======== LISTED RECORDS ========

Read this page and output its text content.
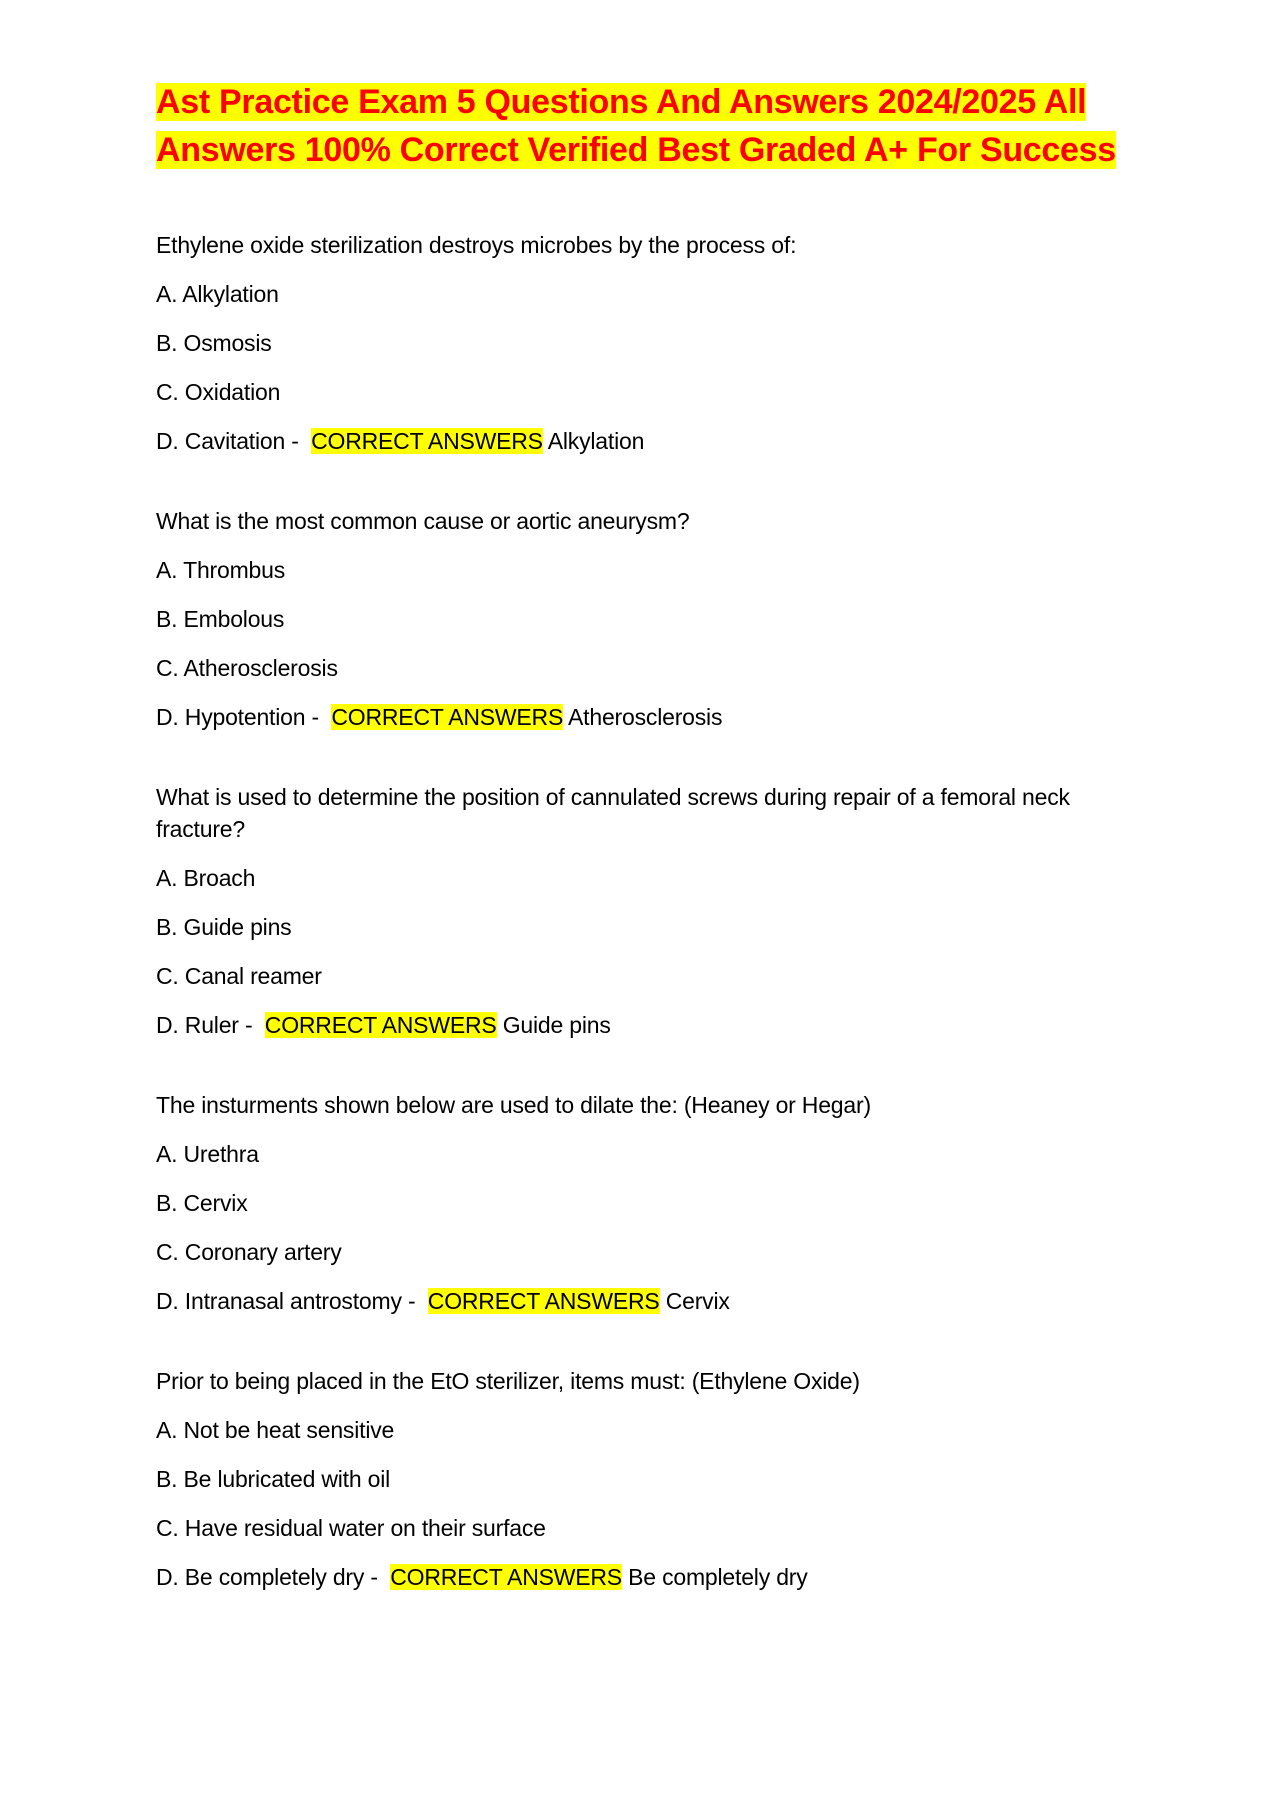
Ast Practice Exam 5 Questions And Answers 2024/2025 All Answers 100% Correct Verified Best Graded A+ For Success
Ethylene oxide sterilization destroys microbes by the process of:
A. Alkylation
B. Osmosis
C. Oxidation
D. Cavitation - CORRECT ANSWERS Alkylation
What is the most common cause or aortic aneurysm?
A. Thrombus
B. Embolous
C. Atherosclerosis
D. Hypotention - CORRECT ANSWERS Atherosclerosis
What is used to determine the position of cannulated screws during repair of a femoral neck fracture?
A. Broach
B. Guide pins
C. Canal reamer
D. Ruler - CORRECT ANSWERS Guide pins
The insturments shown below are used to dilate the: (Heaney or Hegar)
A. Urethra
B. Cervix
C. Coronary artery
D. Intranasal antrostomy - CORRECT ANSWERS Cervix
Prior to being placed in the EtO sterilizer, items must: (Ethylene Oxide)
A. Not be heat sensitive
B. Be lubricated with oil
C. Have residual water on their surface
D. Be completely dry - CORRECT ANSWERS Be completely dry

========
======== LISTED RECORDS ========

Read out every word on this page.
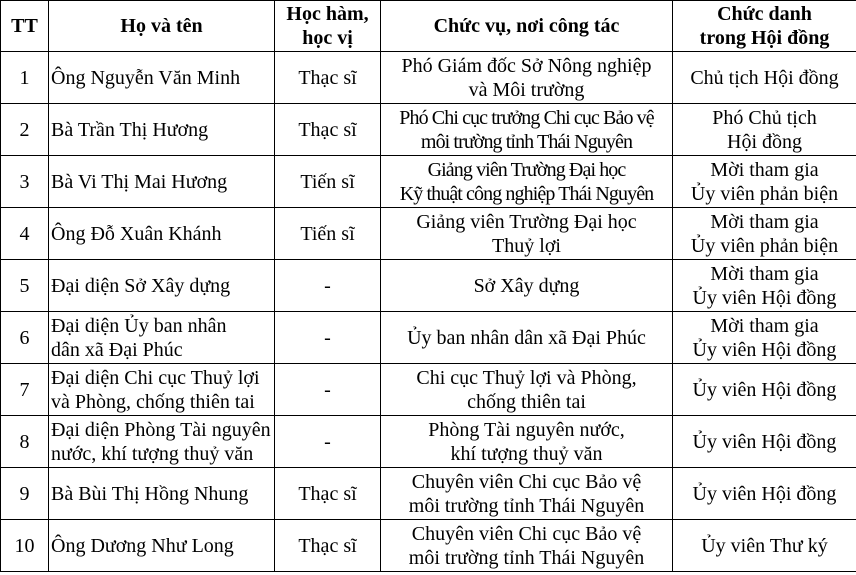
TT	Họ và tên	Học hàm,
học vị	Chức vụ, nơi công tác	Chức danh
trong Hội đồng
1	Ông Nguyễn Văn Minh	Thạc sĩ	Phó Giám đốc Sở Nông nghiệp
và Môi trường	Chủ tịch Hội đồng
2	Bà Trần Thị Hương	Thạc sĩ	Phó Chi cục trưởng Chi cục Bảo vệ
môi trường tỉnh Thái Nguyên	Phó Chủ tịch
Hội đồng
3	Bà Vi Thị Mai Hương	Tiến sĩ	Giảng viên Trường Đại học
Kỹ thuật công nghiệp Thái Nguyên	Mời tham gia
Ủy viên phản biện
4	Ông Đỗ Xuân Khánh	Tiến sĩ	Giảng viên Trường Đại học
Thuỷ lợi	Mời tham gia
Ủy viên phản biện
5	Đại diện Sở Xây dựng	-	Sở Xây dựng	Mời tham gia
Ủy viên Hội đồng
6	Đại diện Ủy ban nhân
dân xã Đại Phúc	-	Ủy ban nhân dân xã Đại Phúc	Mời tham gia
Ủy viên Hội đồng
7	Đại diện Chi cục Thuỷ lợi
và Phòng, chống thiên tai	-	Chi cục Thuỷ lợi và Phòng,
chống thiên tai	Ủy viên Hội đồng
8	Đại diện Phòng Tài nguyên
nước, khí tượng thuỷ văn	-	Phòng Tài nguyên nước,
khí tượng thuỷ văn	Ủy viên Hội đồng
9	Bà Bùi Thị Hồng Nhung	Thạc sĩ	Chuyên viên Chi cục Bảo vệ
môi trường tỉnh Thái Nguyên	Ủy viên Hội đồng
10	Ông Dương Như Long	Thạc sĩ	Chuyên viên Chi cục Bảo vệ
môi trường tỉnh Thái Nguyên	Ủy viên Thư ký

========

• **AIM**
Reply with the number of lines in the material above that contain "Tiến", and nothing more.

• **EXPECTED OUTPUT**
2